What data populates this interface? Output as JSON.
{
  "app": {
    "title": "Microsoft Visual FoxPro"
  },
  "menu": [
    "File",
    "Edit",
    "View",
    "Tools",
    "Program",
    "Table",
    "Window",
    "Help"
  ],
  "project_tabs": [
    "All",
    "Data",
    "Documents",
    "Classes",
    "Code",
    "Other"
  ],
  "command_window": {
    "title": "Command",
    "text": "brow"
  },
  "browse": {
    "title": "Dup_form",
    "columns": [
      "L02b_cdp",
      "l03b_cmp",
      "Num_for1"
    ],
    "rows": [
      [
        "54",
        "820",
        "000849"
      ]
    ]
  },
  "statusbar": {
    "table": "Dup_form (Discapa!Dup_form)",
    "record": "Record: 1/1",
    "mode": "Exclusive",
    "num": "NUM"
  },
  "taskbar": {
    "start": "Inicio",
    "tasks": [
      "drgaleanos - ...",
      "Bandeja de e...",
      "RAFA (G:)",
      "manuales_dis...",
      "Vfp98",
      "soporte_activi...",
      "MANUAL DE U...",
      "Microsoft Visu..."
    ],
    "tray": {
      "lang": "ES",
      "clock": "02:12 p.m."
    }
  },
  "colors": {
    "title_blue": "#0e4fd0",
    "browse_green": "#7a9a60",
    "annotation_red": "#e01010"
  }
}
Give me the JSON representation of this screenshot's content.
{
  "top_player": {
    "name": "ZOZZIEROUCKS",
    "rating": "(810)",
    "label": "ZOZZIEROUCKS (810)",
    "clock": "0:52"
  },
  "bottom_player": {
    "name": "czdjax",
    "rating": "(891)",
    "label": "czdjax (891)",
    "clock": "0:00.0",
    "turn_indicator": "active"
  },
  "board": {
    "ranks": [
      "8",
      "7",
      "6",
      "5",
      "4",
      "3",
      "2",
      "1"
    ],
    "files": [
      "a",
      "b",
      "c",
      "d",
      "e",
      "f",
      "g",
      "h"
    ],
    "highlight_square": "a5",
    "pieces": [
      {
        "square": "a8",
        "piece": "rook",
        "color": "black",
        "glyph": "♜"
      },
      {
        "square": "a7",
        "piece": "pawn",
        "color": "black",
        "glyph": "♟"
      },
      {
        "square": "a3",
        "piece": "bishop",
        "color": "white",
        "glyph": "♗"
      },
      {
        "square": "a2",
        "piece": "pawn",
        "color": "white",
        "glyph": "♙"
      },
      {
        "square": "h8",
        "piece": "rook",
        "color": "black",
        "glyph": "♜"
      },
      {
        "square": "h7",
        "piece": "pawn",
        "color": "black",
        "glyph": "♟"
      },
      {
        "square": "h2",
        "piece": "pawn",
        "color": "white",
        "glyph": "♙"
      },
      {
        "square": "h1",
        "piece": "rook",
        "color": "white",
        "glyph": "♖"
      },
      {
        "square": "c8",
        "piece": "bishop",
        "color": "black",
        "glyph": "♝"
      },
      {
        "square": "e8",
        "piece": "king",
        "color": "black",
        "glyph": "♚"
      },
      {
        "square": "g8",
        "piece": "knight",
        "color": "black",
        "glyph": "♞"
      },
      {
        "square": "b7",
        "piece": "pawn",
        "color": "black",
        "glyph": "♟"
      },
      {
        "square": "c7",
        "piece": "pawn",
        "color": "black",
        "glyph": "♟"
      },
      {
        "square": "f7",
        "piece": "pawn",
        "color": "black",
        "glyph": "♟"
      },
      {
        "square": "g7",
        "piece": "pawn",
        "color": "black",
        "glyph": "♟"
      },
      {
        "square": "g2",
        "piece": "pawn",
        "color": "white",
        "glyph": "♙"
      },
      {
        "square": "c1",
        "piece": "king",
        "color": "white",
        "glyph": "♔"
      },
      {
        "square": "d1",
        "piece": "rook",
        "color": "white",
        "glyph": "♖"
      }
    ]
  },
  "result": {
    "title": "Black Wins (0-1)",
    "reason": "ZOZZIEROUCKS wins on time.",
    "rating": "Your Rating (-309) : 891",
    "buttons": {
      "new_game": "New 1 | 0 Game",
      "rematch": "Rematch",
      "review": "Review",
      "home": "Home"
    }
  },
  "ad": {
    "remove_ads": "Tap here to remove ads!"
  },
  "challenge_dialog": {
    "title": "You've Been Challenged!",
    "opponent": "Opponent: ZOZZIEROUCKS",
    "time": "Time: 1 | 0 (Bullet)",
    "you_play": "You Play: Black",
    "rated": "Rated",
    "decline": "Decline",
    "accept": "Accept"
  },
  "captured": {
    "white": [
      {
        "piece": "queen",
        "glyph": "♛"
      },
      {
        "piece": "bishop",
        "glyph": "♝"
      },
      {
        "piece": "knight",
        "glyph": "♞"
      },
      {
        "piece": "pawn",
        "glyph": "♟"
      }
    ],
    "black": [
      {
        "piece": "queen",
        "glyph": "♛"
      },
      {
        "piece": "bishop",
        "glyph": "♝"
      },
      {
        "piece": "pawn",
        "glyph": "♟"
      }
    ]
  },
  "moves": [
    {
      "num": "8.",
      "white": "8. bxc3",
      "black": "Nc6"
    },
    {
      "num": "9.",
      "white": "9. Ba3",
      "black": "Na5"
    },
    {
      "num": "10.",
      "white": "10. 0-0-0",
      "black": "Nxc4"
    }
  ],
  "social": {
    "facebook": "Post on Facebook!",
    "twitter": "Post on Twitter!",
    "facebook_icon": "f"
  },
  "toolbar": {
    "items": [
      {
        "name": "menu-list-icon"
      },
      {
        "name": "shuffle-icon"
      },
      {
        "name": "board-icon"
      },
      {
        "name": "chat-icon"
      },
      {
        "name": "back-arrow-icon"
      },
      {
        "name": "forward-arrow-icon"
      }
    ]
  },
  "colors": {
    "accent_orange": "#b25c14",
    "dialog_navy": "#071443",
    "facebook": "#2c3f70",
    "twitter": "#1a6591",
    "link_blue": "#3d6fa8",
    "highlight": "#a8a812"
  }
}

::::

■ Exercise prompt
Where a line holds "JSON", copy that line.

■ Answer for the task
What data populates this interface? Output as JSON.
Give me the JSON representation of this screenshot's content.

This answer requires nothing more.